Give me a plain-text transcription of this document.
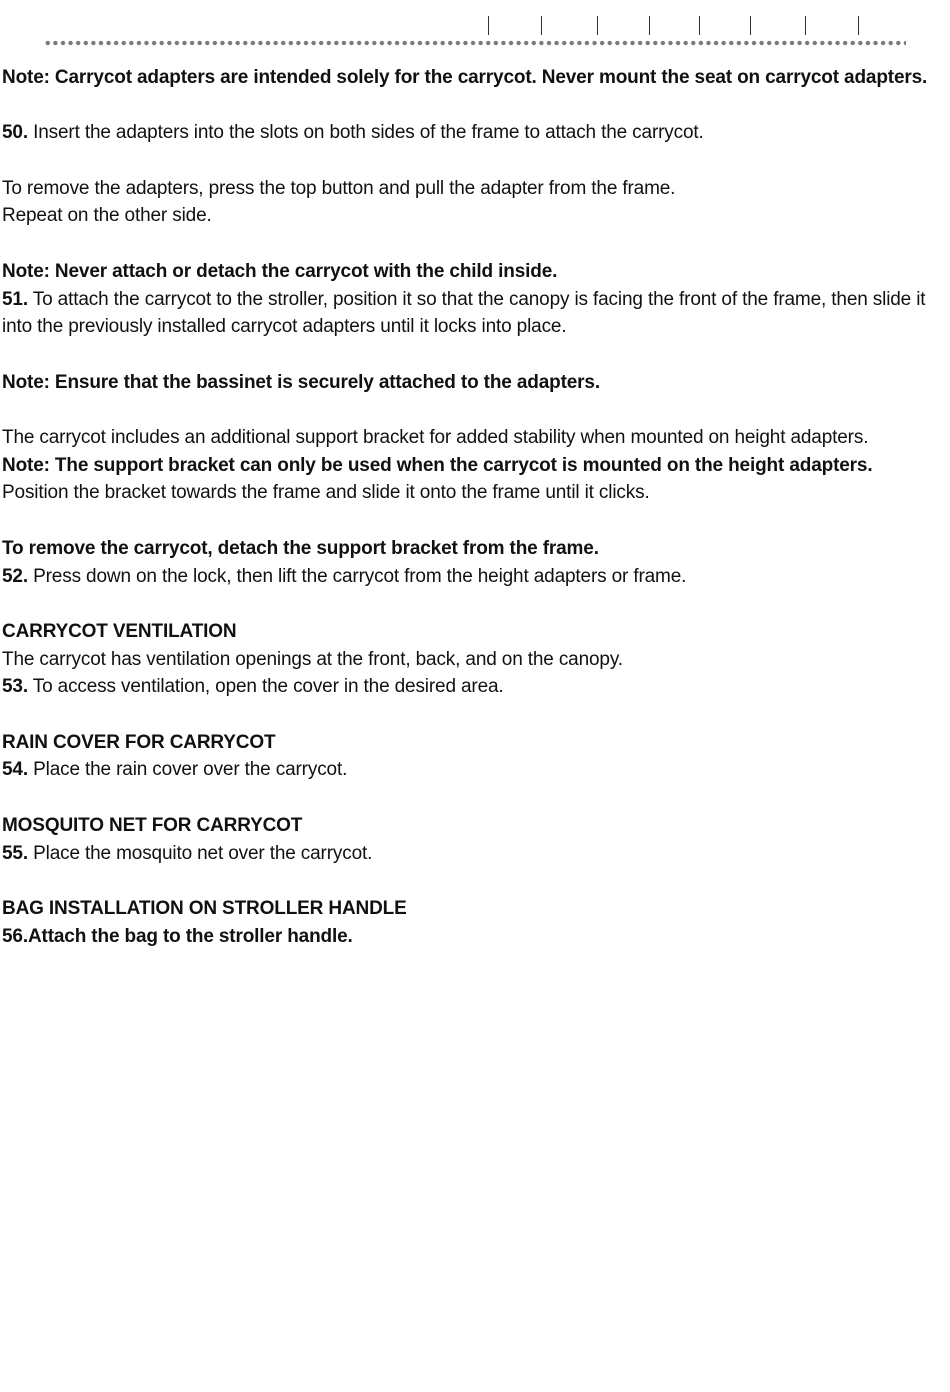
Note: Carrycot adapters are intended solely for the carrycot. Never mount the seat on carrycot adapters.

50. Insert the adapters into the slots on both sides of the frame to attach the carrycot.

To remove the adapters, press the top button and pull the adapter from the frame.

Repeat on the other side.

Note: Never attach or detach the carrycot with the child inside.

51. To attach the carrycot to the stroller, position it so that the canopy is facing the front of the frame, then slide it into the previously installed carrycot adapters until it locks into place.

Note: Ensure that the bassinet is securely attached to the adapters.

The carrycot includes an additional support bracket for added stability when mounted on height adapters.

Note: The support bracket can only be used when the carrycot is mounted on the height adapters.

Position the bracket towards the frame and slide it onto the frame until it clicks.

To remove the carrycot, detach the support bracket from the frame.

52. Press down on the lock, then lift the carrycot from the height adapters or frame.

CARRYCOT VENTILATION

The carrycot has ventilation openings at the front, back, and on the canopy.

53. To access ventilation, open the cover in the desired area.

RAIN COVER FOR CARRYCOT

54. Place the rain cover over the carrycot.

MOSQUITO NET FOR CARRYCOT

55. Place the mosquito net over the carrycot.

BAG INSTALLATION ON STROLLER HANDLE

56.Attach the bag to the stroller handle.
━━━━━━━━
* Requirements *
Repeat all of the entries word for word, but omit the pictures.

* Worked solution *
Give me a plain-text transcription of this document.
Note: Carrycot adapters are intended solely for the carrycot. Never mount the seat on carrycot adapters.

50. Insert the adapters into the slots on both sides of the frame to attach the carrycot.

To remove the adapters, press the top button and pull the adapter from the frame.

Repeat on the other side.

Note: Never attach or detach the carrycot with the child inside.

51. To attach the carrycot to the stroller, position it so that the canopy is facing the front of the frame, then slide it into the previously installed carrycot adapters until it locks into place.

Note: Ensure that the bassinet is securely attached to the adapters.

The carrycot includes an additional support bracket for added stability when mounted on height adapters.

Note: The support bracket can only be used when the carrycot is mounted on the height adapters.

Position the bracket towards the frame and slide it onto the frame until it clicks.

To remove the carrycot, detach the support bracket from the frame.

52. Press down on the lock, then lift the carrycot from the height adapters or frame.

CARRYCOT VENTILATION

The carrycot has ventilation openings at the front, back, and on the canopy.

53. To access ventilation, open the cover in the desired area.

RAIN COVER FOR CARRYCOT

54. Place the rain cover over the carrycot.

MOSQUITO NET FOR CARRYCOT

55. Place the mosquito net over the carrycot.

BAG INSTALLATION ON STROLLER HANDLE

56.Attach the bag to the stroller handle.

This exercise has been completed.